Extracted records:
··········

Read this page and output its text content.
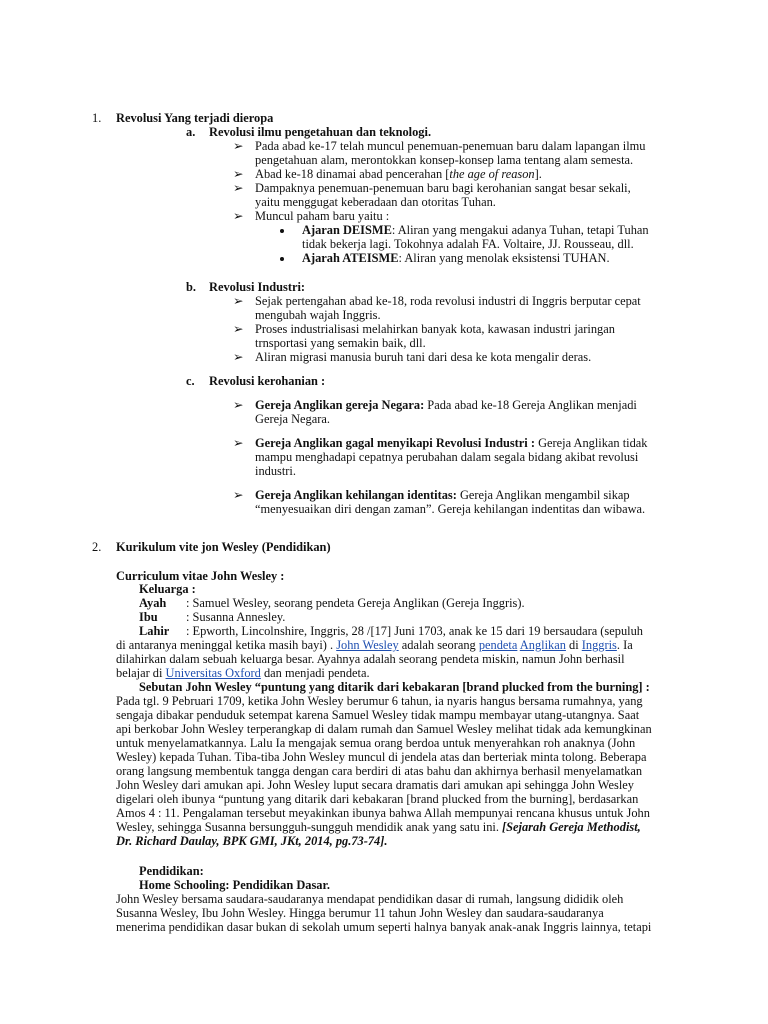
1. Revolusi Yang terjadi dieropa
a. Revolusi ilmu pengetahuan dan teknologi.
➢ Pada abad ke-17 telah muncul penemuan-penemuan baru dalam lapangan ilmu
pengetahuan alam, merontokkan konsep-konsep lama tentang alam semesta.
➢ Abad ke-18 dinamai abad pencerahan [the age of reason].
➢ Dampaknya penemuan-penemuan baru bagi kerohanian sangat besar sekali,
yaitu menggugat keberadaan dan otoritas Tuhan.
➢ Muncul paham baru yaitu :
Ajaran DEISME: Aliran yang mengakui adanya Tuhan, tetapi Tuhan
tidak bekerja lagi. Tokohnya adalah FA. Voltaire, JJ. Rousseau, dll.
Ajarah ATEISME: Aliran yang menolak eksistensi TUHAN.
b. Revolusi Industri:
➢ Sejak pertengahan abad ke-18, roda revolusi industri di Inggris berputar cepat
mengubah wajah Inggris.
➢ Proses industrialisasi melahirkan banyak kota, kawasan industri jaringan
trnsportasi yang semakin baik, dll.
➢ Aliran migrasi manusia buruh tani dari desa ke kota mengalir deras.
c. Revolusi kerohanian :
➢ Gereja Anglikan gereja Negara: Pada abad ke-18 Gereja Anglikan menjadi
Gereja Negara.
➢ Gereja Anglikan gagal menyikapi Revolusi Industri : Gereja Anglikan tidak
mampu menghadapi cepatnya perubahan dalam segala bidang akibat revolusi
industri.
➢ Gereja Anglikan kehilangan identitas: Gereja Anglikan mengambil sikap
“menyesuaikan diri dengan zaman”. Gereja kehilangan indentitas dan wibawa.
2. Kurikulum vite jon Wesley (Pendidikan)
Curriculum vitae John Wesley :
Keluarga :
Ayah : Samuel Wesley, seorang pendeta Gereja Anglikan (Gereja Inggris).
Ibu : Susanna Annesley.
Lahir : Epworth, Lincolnshire, Inggris, 28 /[17] Juni 1703, anak ke 15 dari 19 bersaudara (sepuluh
di antaranya meninggal ketika masih bayi) . John Wesley adalah seorang pendeta Anglikan di Inggris. Ia
dilahirkan dalam sebuah keluarga besar. Ayahnya adalah seorang pendeta miskin, namun John berhasil
belajar di Universitas Oxford dan menjadi pendeta.
Sebutan John Wesley “puntung yang ditarik dari kebakaran [brand plucked from the burning] :
Pada tgl. 9 Pebruari 1709, ketika John Wesley berumur 6 tahun, ia nyaris hangus bersama rumahnya, yang
sengaja dibakar penduduk setempat karena Samuel Wesley tidak mampu membayar utang-utangnya. Saat
api berkobar John Wesley terperangkap di dalam rumah dan Samuel Wesley melihat tidak ada kemungkinan
untuk menyelamatkannya. Lalu Ia mengajak semua orang berdoa untuk menyerahkan roh anaknya (John
Wesley) kepada Tuhan. Tiba-tiba John Wesley muncul di jendela atas dan berteriak minta tolong. Beberapa
orang langsung membentuk tangga dengan cara berdiri di atas bahu dan akhirnya berhasil menyelamatkan
John Wesley dari amukan api. John Wesley luput secara dramatis dari amukan api sehingga John Wesley
digelari oleh ibunya “puntung yang ditarik dari kebakaran [brand plucked from the burning], berdasarkan
Amos 4 : 11. Pengalaman tersebut meyakinkan ibunya bahwa Allah mempunyai rencana khusus untuk John
Wesley, sehingga Susanna bersungguh-sungguh mendidik anak yang satu ini. [Sejarah Gereja Methodist,
Dr. Richard Daulay, BPK GMI, JKt, 2014, pg.73-74].
Pendidikan:
Home Schooling: Pendidikan Dasar.
John Wesley bersama saudara-saudaranya mendapat pendidikan dasar di rumah, langsung dididik oleh
Susanna Wesley, Ibu John Wesley. Hingga berumur 11 tahun John Wesley dan saudara-saudaranya
menerima pendidikan dasar bukan di sekolah umum seperti halnya banyak anak-anak Inggris lainnya, tetapi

··········

-- Exercise prompt --
Reproduce all entries without any change, and omit the pictures.

-- Solution --
Read this page and output its text content.
1. Revolusi Yang terjadi dieropa
a. Revolusi ilmu pengetahuan dan teknologi.
➢ Pada abad ke-17 telah muncul penemuan-penemuan baru dalam lapangan ilmu
pengetahuan alam, merontokkan konsep-konsep lama tentang alam semesta.
➢ Abad ke-18 dinamai abad pencerahan [the age of reason].
➢ Dampaknya penemuan-penemuan baru bagi kerohanian sangat besar sekali,
yaitu menggugat keberadaan dan otoritas Tuhan.
➢ Muncul paham baru yaitu :
Ajaran DEISME: Aliran yang mengakui adanya Tuhan, tetapi Tuhan
tidak bekerja lagi. Tokohnya adalah FA. Voltaire, JJ. Rousseau, dll.
Ajarah ATEISME: Aliran yang menolak eksistensi TUHAN.
b. Revolusi Industri:
➢ Sejak pertengahan abad ke-18, roda revolusi industri di Inggris berputar cepat
mengubah wajah Inggris.
➢ Proses industrialisasi melahirkan banyak kota, kawasan industri jaringan
trnsportasi yang semakin baik, dll.
➢ Aliran migrasi manusia buruh tani dari desa ke kota mengalir deras.
c. Revolusi kerohanian :
➢ Gereja Anglikan gereja Negara: Pada abad ke-18 Gereja Anglikan menjadi
Gereja Negara.
➢ Gereja Anglikan gagal menyikapi Revolusi Industri : Gereja Anglikan tidak
mampu menghadapi cepatnya perubahan dalam segala bidang akibat revolusi
industri.
➢ Gereja Anglikan kehilangan identitas: Gereja Anglikan mengambil sikap
“menyesuaikan diri dengan zaman”. Gereja kehilangan indentitas dan wibawa.
2. Kurikulum vite jon Wesley (Pendidikan)
Curriculum vitae John Wesley :
Keluarga :
Ayah : Samuel Wesley, seorang pendeta Gereja Anglikan (Gereja Inggris).
Ibu : Susanna Annesley.
Lahir : Epworth, Lincolnshire, Inggris, 28 /[17] Juni 1703, anak ke 15 dari 19 bersaudara (sepuluh
di antaranya meninggal ketika masih bayi) . John Wesley adalah seorang pendeta Anglikan di Inggris. Ia
dilahirkan dalam sebuah keluarga besar. Ayahnya adalah seorang pendeta miskin, namun John berhasil
belajar di Universitas Oxford dan menjadi pendeta.
Sebutan John Wesley “puntung yang ditarik dari kebakaran [brand plucked from the burning] :
Pada tgl. 9 Pebruari 1709, ketika John Wesley berumur 6 tahun, ia nyaris hangus bersama rumahnya, yang
sengaja dibakar penduduk setempat karena Samuel Wesley tidak mampu membayar utang-utangnya. Saat
api berkobar John Wesley terperangkap di dalam rumah dan Samuel Wesley melihat tidak ada kemungkinan
untuk menyelamatkannya. Lalu Ia mengajak semua orang berdoa untuk menyerahkan roh anaknya (John
Wesley) kepada Tuhan. Tiba-tiba John Wesley muncul di jendela atas dan berteriak minta tolong. Beberapa
orang langsung membentuk tangga dengan cara berdiri di atas bahu dan akhirnya berhasil menyelamatkan
John Wesley dari amukan api. John Wesley luput secara dramatis dari amukan api sehingga John Wesley
digelari oleh ibunya “puntung yang ditarik dari kebakaran [brand plucked from the burning], berdasarkan
Amos 4 : 11. Pengalaman tersebut meyakinkan ibunya bahwa Allah mempunyai rencana khusus untuk John
Wesley, sehingga Susanna bersungguh-sungguh mendidik anak yang satu ini. [Sejarah Gereja Methodist,
Dr. Richard Daulay, BPK GMI, JKt, 2014, pg.73-74].
Pendidikan:
Home Schooling: Pendidikan Dasar.
John Wesley bersama saudara-saudaranya mendapat pendidikan dasar di rumah, langsung dididik oleh
Susanna Wesley, Ibu John Wesley. Hingga berumur 11 tahun John Wesley dan saudara-saudaranya
menerima pendidikan dasar bukan di sekolah umum seperti halnya banyak anak-anak Inggris lainnya, tetapi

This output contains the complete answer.